- What the exercise asks
Each line of the data that includes the string "Venäjän" is to be copied out.

(Collected data)
────────────────
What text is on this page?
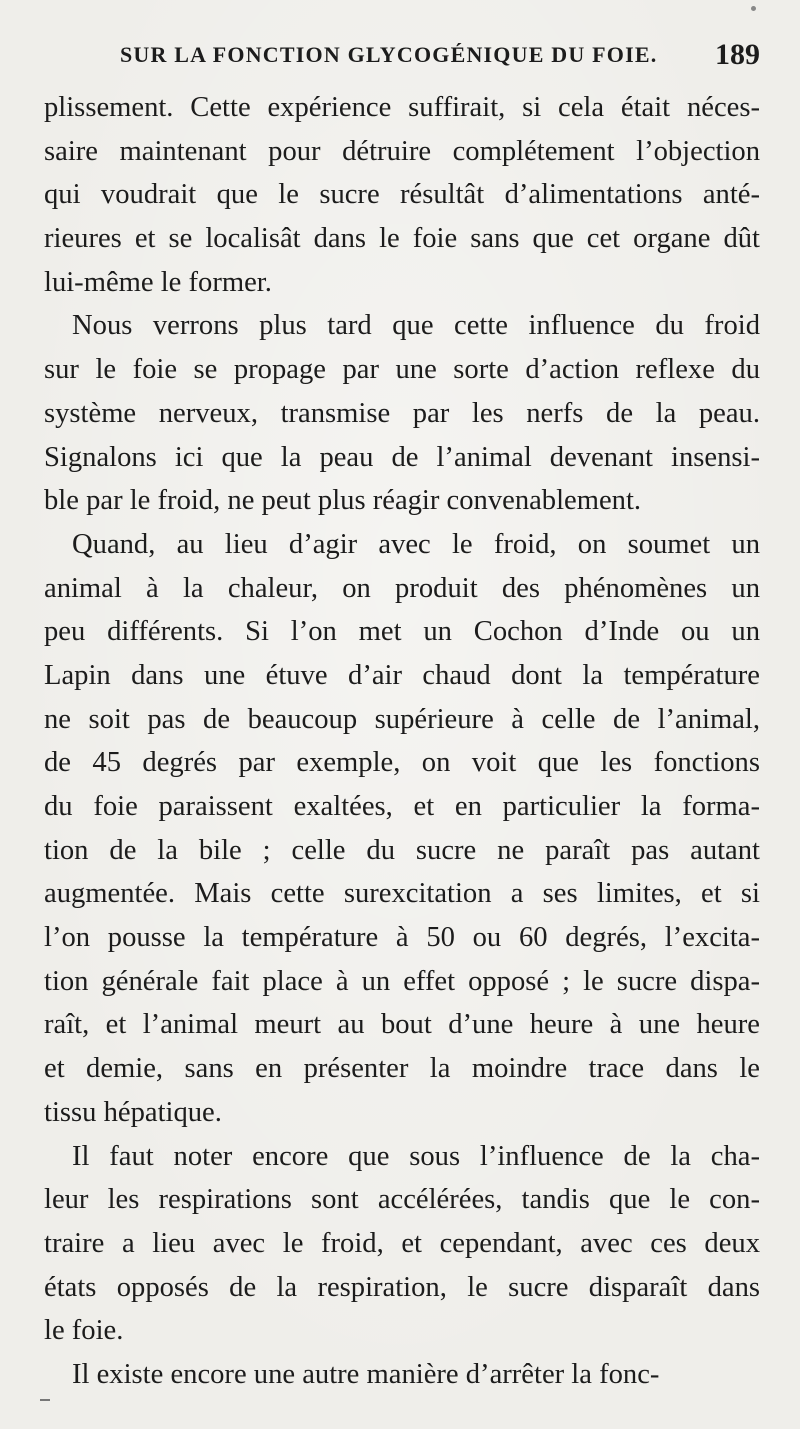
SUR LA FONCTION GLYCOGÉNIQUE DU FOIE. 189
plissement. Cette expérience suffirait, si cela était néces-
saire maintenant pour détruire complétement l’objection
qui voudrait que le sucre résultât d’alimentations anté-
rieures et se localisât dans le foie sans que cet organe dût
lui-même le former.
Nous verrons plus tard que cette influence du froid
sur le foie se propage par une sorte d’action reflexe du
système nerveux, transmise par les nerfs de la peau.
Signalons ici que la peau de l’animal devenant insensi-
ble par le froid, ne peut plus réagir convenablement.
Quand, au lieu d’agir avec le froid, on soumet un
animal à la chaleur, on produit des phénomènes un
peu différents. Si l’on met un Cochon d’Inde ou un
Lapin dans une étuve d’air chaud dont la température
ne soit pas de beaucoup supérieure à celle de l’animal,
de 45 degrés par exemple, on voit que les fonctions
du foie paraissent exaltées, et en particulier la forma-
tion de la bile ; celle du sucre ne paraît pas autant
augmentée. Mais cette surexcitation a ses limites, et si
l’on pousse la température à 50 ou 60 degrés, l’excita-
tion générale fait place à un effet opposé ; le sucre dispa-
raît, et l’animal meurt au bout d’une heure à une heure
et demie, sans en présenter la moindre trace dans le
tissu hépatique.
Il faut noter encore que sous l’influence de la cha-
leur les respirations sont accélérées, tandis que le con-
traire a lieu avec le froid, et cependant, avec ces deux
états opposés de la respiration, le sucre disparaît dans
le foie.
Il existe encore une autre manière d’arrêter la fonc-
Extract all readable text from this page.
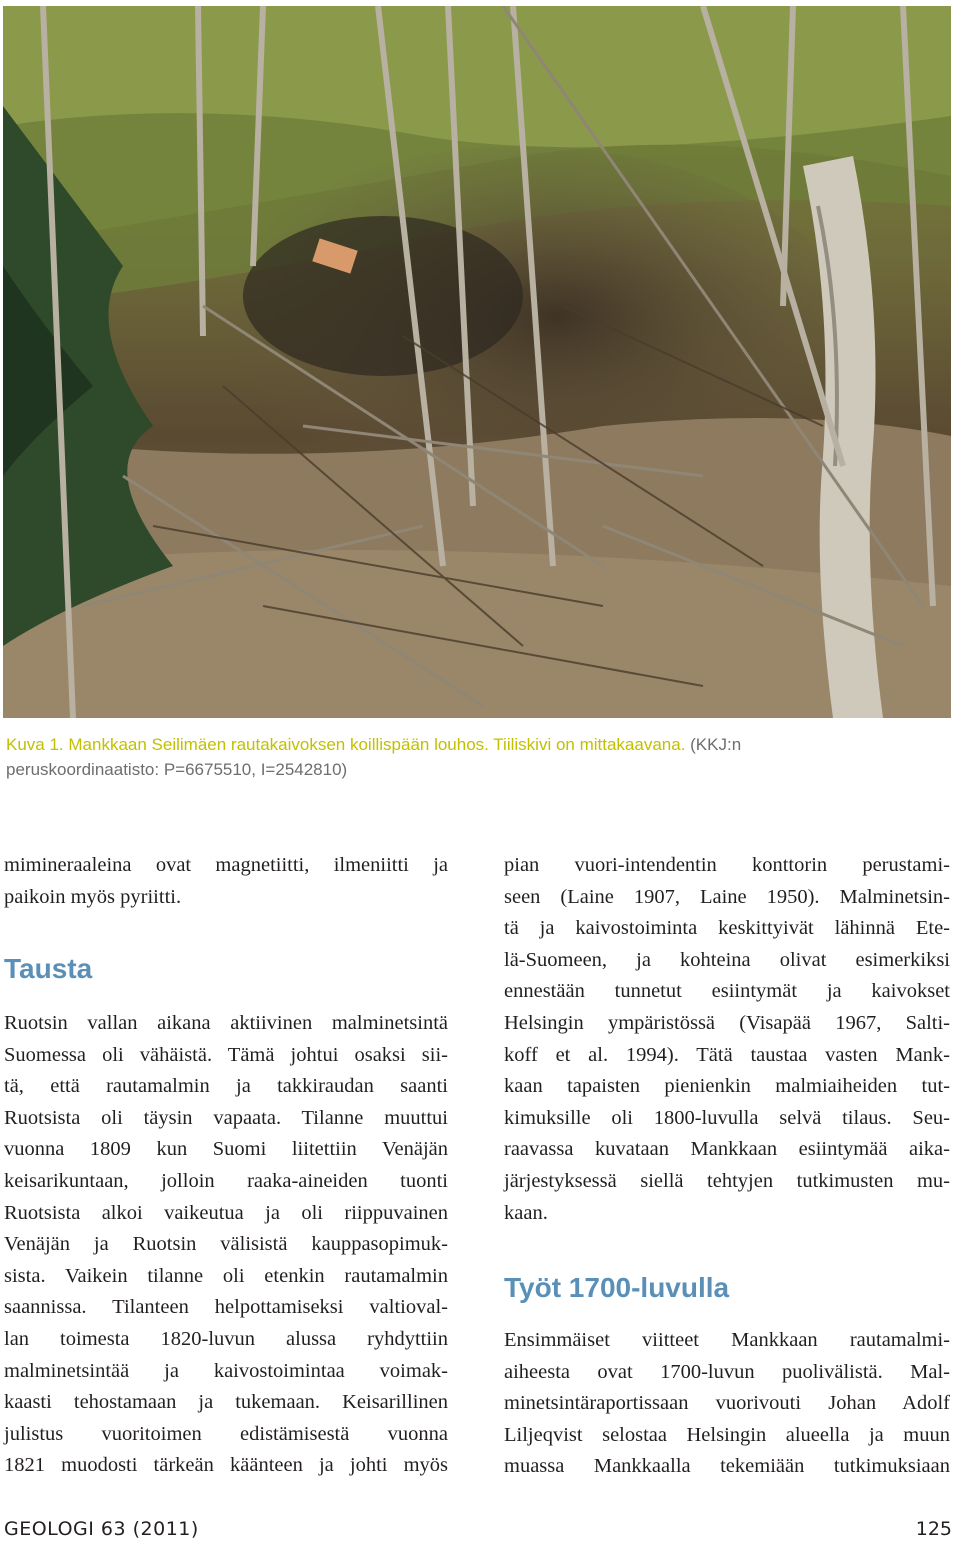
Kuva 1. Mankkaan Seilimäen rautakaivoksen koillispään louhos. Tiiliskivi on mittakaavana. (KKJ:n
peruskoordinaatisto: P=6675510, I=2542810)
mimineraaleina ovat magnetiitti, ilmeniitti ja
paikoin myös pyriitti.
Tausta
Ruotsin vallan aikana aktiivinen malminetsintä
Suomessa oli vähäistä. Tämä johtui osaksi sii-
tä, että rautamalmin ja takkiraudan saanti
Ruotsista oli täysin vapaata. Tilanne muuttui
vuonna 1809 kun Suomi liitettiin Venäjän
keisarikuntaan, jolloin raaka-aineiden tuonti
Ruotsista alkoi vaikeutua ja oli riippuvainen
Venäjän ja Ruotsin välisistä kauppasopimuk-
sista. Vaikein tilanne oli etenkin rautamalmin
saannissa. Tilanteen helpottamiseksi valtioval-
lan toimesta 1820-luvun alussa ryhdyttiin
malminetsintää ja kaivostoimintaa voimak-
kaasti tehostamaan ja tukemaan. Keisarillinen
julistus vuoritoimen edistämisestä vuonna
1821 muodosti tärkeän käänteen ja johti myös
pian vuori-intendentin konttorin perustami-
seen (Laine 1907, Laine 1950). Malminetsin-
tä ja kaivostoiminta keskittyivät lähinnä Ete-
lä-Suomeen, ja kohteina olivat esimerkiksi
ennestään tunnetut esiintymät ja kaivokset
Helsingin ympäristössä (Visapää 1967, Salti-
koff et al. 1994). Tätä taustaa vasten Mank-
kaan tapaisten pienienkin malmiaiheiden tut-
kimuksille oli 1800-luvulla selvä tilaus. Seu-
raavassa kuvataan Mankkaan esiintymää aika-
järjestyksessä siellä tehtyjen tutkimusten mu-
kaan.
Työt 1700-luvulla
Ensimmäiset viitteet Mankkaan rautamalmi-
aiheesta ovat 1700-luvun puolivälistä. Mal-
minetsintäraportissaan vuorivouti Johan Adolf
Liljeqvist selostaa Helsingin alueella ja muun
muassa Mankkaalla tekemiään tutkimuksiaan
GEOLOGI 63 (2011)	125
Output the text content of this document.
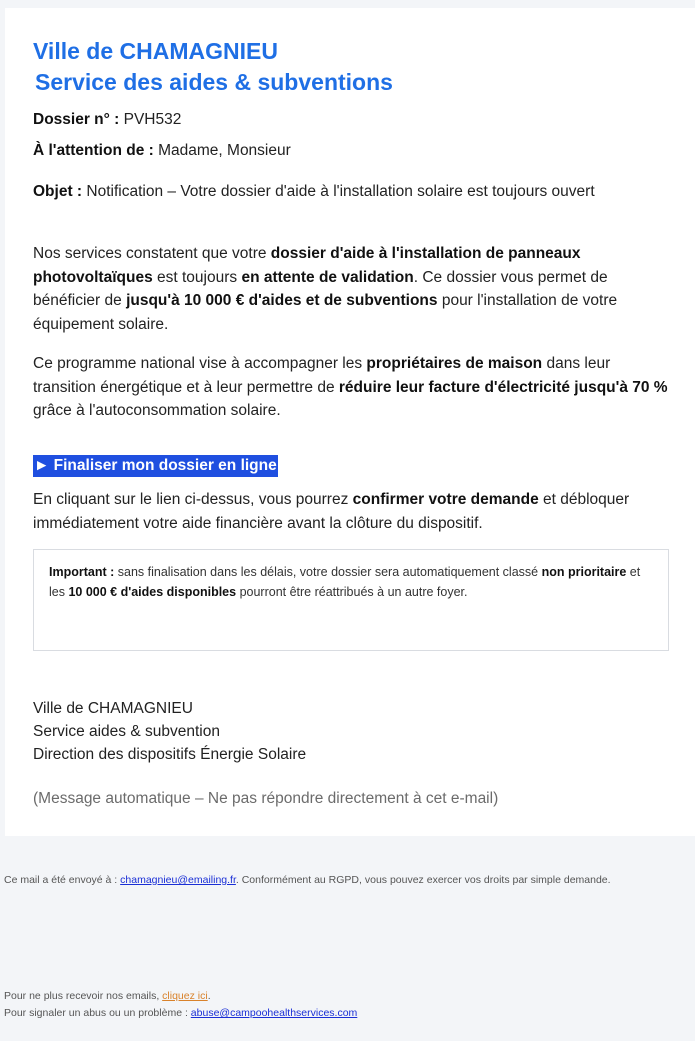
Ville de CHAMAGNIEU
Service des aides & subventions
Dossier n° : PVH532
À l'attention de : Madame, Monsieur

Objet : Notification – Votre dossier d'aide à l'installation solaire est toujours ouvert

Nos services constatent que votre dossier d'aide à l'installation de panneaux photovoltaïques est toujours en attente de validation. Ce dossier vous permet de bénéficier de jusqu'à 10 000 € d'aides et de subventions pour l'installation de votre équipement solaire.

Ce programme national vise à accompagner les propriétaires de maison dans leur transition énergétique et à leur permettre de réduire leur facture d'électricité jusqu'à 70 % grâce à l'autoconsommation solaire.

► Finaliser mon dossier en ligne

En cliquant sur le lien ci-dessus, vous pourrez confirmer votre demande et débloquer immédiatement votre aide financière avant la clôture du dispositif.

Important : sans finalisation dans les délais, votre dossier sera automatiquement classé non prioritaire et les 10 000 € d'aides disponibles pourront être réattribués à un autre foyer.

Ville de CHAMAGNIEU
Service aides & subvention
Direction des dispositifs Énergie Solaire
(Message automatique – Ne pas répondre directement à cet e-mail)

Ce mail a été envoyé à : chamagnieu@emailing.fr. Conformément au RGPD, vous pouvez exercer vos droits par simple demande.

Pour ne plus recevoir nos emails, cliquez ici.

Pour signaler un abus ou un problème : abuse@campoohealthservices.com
────────────────
- Completed exercise
vuonna 1809 kun Suomi liitettiin Venäjän
Venäjän ja Ruotsin välisistä kauppasopimuk-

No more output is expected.